WHAT YOU SHOULD DO
Can you find the lines of the listing that include "райкома" and copy every one?

----

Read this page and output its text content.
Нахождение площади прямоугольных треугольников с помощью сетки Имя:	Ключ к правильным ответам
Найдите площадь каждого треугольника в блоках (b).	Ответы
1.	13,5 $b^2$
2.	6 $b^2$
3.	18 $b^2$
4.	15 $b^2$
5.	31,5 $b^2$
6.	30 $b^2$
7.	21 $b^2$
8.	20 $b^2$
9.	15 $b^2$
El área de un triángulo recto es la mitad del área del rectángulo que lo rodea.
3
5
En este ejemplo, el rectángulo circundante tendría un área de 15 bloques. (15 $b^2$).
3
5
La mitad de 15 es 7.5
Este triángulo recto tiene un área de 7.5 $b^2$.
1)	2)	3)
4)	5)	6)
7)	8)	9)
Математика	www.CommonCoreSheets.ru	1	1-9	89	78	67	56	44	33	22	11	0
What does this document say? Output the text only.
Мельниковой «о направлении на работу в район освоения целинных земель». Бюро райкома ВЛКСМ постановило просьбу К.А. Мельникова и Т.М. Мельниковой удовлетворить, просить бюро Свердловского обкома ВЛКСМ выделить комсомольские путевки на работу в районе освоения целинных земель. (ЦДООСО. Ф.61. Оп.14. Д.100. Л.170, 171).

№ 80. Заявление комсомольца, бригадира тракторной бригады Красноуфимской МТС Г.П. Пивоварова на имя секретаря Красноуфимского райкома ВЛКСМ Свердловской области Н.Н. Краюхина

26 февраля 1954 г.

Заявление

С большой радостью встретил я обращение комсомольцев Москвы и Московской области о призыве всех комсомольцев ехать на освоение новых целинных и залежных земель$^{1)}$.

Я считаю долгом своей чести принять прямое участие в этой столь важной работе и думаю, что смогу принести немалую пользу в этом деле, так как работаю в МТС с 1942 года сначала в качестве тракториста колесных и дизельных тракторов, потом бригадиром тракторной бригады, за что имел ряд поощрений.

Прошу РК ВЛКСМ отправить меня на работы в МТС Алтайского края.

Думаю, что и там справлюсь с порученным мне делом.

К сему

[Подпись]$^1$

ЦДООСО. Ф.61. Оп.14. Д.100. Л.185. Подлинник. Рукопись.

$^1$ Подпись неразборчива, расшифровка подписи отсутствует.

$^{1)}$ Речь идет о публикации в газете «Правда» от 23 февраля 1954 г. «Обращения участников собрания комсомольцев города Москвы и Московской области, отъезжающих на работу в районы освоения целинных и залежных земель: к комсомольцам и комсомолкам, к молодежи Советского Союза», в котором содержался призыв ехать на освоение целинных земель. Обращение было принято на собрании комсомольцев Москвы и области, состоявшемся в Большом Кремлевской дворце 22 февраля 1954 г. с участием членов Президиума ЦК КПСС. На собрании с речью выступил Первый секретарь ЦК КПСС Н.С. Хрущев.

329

----

THE ANSWER
Мельниковой «о направлении на работу в район освоения целинных земель». Бюро райкома ВЛКСМ постановило просьбу К.А. Мельникова и Т.М. Мельниковой удовлетворить, просить бюро Свердловского обкома ВЛКСМ выделить комсомольские путевки на работу в районе освоения целинных земель. (ЦДООСО. Ф.61. Оп.14. Д.100. Л.170, 171).
№ 80. Заявление комсомольца, бригадира тракторной бригады Красноуфимской МТС Г.П. Пивоварова на имя секретаря Красноуфимского райкома ВЛКСМ Свердловской области Н.Н. Краюхина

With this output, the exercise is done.